▶ Given information:
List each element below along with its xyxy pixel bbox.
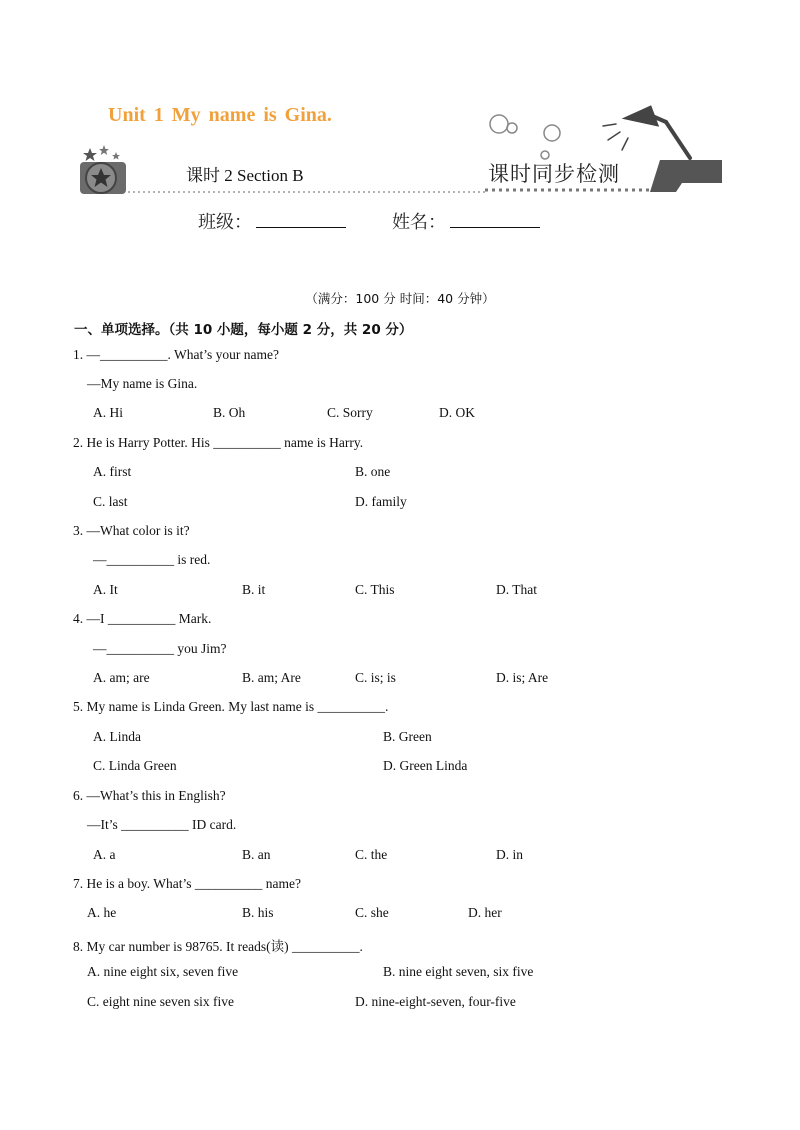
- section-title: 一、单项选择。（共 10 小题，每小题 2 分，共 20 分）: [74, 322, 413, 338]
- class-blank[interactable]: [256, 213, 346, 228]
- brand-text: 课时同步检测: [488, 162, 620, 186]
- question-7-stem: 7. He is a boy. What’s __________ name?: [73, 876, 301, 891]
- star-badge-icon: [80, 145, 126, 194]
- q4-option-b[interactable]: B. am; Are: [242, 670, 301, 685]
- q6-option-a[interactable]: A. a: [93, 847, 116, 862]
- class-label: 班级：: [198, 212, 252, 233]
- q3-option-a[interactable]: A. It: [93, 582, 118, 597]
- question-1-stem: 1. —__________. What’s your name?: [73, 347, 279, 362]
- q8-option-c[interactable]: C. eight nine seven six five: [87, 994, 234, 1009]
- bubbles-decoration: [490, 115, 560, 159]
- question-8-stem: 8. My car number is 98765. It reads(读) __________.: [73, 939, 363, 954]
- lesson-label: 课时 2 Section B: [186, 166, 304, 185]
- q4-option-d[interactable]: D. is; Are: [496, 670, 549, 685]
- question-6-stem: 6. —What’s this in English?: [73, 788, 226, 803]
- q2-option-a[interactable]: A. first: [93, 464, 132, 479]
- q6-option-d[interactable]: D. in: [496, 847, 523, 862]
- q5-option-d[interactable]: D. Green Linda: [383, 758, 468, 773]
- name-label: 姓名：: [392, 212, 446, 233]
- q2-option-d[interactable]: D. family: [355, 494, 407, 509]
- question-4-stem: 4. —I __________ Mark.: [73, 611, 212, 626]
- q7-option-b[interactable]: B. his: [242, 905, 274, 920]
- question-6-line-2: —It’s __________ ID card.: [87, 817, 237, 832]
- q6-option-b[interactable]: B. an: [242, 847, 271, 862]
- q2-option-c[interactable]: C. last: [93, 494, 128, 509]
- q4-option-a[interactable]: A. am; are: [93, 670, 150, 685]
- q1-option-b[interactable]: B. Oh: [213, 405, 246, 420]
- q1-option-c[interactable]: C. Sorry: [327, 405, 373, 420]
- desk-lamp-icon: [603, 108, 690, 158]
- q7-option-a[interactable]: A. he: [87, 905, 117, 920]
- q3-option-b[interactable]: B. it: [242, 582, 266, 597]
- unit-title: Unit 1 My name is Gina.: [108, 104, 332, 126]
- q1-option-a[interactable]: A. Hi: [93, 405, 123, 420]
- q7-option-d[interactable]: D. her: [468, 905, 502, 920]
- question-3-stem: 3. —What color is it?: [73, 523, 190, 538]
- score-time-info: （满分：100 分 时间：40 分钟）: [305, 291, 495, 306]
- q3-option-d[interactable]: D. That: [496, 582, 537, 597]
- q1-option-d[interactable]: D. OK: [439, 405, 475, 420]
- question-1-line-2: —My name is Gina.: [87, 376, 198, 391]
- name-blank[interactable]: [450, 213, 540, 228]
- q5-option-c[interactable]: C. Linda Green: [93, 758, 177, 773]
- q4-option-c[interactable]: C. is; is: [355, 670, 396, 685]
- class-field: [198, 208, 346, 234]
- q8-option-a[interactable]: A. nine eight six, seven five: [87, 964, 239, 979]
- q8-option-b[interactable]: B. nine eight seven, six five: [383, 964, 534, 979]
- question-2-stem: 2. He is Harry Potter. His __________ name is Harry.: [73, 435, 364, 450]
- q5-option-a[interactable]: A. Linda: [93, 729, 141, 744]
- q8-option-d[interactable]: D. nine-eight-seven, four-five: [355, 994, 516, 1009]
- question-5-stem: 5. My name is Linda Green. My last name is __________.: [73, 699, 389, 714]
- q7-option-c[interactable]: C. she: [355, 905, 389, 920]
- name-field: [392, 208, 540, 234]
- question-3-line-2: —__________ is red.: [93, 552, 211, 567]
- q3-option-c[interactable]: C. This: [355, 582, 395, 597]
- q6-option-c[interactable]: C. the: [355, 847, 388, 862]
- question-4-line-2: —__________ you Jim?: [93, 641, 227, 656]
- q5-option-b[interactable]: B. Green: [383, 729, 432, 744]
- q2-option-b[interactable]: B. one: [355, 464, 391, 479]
---
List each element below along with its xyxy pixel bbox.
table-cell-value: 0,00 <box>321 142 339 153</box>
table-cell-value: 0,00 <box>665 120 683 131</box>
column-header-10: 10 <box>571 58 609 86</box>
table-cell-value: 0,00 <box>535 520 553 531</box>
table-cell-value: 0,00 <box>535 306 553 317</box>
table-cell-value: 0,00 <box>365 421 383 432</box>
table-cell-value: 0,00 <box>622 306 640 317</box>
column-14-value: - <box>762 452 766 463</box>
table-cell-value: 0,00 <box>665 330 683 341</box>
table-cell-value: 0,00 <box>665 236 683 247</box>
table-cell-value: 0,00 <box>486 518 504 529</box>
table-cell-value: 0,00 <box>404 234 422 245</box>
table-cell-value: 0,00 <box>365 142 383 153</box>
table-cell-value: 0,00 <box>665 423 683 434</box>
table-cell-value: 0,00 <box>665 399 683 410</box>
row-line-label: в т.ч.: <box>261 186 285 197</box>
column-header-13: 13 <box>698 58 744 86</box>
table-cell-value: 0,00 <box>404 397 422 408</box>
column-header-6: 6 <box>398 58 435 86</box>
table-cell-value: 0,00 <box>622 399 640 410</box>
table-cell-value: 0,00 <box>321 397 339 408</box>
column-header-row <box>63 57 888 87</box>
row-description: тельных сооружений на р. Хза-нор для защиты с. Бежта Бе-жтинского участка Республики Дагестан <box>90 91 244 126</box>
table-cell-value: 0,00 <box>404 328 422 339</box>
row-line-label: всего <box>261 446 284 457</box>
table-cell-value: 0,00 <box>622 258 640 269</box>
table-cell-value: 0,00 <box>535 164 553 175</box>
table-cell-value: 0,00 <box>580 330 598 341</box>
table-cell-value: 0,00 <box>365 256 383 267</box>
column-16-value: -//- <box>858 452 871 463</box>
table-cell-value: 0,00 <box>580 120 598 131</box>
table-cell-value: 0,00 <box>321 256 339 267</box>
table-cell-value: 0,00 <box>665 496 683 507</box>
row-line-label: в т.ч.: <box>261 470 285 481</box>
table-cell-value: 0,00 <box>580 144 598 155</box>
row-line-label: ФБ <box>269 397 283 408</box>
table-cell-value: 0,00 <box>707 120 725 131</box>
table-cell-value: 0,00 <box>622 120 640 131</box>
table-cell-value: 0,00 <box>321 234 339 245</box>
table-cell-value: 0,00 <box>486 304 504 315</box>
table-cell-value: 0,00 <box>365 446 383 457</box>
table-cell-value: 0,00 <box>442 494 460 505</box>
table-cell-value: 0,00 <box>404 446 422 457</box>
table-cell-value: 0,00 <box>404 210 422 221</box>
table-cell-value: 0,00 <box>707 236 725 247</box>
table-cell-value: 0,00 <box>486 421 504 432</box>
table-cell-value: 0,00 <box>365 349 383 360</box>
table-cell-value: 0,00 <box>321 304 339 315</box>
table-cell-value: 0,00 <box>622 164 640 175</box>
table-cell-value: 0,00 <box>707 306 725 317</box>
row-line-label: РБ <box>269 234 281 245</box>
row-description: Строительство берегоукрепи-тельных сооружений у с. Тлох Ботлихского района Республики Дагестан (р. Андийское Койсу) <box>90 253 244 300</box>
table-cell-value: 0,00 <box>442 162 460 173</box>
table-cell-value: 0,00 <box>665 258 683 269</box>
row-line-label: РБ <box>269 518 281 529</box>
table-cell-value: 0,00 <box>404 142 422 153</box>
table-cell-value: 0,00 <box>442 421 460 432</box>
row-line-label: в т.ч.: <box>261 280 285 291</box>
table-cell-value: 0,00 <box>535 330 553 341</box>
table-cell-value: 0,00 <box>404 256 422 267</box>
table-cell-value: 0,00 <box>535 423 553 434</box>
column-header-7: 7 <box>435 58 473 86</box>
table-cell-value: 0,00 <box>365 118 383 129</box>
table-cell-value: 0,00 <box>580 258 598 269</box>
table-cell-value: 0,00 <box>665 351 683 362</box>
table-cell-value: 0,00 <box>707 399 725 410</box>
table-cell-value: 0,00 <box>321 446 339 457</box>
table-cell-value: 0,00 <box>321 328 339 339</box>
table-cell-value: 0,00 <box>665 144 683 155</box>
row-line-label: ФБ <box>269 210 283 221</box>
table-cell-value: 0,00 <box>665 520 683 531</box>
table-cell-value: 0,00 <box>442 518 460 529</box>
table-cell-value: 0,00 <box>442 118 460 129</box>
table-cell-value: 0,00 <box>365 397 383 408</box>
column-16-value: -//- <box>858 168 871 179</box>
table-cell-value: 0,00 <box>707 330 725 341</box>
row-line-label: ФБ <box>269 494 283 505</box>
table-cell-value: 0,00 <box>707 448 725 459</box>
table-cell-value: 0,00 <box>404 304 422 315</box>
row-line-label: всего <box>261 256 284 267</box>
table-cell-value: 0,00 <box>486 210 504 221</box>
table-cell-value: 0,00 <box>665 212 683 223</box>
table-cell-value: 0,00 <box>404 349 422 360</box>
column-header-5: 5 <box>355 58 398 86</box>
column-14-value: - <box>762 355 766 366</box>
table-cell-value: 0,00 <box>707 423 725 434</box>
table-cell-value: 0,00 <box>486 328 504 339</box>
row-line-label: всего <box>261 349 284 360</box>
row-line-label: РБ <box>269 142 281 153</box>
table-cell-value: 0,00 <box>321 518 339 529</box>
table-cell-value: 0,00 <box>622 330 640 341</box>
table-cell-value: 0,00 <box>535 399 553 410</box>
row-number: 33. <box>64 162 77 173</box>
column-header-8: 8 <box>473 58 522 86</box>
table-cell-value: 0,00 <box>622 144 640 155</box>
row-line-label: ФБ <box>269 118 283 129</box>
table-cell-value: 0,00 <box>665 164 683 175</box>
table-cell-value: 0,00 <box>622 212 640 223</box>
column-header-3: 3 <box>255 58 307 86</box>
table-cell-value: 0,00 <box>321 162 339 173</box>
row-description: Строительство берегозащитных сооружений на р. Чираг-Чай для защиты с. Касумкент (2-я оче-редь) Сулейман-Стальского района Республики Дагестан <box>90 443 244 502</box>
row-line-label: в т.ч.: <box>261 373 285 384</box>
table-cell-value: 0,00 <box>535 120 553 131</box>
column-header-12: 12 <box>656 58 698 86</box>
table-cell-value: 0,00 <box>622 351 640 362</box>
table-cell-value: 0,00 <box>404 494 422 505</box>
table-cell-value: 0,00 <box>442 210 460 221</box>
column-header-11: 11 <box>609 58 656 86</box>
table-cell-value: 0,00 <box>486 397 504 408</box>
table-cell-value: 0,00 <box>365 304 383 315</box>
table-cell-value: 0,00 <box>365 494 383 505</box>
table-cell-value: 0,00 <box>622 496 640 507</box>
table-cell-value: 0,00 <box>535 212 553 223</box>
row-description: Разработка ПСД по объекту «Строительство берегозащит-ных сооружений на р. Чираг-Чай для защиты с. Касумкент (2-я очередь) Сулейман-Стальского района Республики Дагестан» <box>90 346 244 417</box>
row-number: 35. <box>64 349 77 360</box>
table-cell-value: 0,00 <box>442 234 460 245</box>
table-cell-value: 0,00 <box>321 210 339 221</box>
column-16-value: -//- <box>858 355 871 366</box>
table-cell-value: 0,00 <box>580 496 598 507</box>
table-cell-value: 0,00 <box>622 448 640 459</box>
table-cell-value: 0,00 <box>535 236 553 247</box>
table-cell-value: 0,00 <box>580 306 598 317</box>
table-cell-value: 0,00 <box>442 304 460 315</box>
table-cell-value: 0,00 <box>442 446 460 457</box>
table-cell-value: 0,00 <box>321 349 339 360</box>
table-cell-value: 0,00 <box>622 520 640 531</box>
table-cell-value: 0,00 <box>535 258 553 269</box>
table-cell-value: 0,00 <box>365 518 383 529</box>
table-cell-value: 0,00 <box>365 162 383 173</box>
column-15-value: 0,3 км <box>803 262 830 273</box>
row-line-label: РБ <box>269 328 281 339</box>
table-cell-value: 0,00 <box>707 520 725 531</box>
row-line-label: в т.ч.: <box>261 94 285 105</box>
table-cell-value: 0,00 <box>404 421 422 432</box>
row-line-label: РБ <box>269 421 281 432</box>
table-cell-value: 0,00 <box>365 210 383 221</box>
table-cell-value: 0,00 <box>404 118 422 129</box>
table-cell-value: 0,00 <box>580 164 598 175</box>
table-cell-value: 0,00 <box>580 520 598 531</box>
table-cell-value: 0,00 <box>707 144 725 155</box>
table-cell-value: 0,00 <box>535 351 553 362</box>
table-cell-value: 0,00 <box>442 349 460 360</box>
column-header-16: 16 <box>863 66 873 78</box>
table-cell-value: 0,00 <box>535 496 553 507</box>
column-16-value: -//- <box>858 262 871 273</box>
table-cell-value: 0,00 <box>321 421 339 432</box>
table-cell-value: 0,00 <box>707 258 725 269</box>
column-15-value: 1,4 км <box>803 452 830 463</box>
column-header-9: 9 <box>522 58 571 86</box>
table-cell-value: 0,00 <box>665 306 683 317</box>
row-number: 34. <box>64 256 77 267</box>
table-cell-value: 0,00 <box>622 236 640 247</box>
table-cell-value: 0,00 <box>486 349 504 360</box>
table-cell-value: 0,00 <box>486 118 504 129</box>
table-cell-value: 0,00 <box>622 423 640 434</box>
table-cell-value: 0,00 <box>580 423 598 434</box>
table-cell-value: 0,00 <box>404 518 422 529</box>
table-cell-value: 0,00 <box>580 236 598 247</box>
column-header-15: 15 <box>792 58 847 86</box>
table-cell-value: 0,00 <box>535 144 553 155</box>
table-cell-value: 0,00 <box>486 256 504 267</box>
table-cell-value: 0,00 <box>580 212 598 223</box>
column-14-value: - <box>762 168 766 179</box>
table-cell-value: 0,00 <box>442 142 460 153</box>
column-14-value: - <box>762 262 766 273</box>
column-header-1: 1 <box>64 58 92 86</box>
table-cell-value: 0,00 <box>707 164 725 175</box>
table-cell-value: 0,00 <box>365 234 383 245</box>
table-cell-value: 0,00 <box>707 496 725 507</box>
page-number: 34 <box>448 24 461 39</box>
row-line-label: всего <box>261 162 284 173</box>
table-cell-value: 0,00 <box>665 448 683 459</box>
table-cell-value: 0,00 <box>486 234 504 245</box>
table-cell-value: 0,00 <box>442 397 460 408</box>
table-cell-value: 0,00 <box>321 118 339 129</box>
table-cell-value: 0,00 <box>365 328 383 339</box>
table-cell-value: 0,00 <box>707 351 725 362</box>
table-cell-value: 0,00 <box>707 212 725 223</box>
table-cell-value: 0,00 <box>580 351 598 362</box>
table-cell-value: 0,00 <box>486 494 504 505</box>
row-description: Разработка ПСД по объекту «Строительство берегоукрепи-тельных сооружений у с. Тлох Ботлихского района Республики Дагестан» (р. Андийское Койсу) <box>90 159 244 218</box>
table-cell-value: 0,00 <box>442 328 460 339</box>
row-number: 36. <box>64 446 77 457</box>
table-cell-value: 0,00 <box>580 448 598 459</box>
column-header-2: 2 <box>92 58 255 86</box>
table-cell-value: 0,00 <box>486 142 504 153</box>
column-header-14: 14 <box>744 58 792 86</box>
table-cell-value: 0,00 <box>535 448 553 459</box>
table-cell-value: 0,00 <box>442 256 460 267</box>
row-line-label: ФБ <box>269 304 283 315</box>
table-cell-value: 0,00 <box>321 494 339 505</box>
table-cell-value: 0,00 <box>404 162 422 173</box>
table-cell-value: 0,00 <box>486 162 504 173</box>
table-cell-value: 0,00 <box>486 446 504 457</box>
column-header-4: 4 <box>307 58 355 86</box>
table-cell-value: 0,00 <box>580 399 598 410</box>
==
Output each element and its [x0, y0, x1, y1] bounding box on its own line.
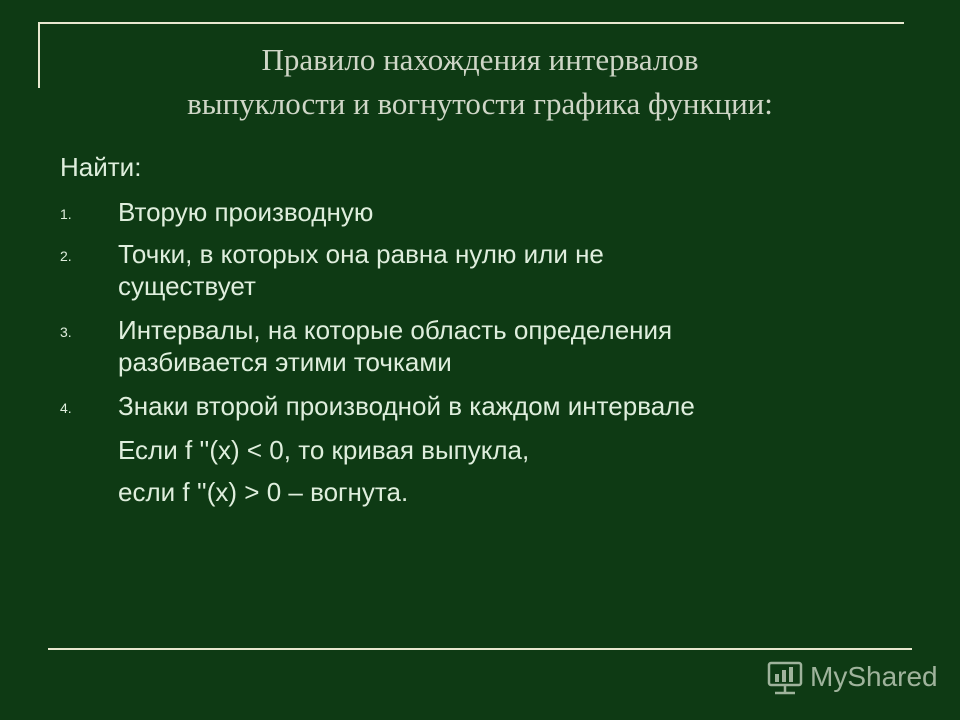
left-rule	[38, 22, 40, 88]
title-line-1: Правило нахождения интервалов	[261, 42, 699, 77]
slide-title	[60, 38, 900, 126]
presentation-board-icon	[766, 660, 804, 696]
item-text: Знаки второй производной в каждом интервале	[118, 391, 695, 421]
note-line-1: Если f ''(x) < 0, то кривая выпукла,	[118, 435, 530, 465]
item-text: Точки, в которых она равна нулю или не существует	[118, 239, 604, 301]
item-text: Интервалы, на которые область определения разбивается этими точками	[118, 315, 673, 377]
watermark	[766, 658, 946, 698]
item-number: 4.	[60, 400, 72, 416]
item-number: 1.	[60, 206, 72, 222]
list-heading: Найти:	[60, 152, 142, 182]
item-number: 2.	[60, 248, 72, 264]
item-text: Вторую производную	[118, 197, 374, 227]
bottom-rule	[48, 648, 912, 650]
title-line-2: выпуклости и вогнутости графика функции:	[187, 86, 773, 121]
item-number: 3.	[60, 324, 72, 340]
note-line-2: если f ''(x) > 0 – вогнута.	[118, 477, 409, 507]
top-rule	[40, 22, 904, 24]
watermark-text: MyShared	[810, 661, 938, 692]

▶ The request:
Output the lines again with no changes, starting at the line that contains "- section-title: 一、单项选择。（共" and ending after the line that contains "- q4-option-b[interactable]: B.".

▶ Task answer:
- section-title: 一、单项选择。（共 10 小题，每小题 2 分，共 20 分）: [74, 322, 413, 338]
- class-blank[interactable]: [256, 213, 346, 228]
- brand-text: 课时同步检测: [488, 162, 620, 186]
- question-7-stem: 7. He is a boy. What’s __________ name?: [73, 876, 301, 891]
- star-badge-icon: [80, 145, 126, 194]
- q4-option-b[interactable]: B. am; Are: [242, 670, 301, 685]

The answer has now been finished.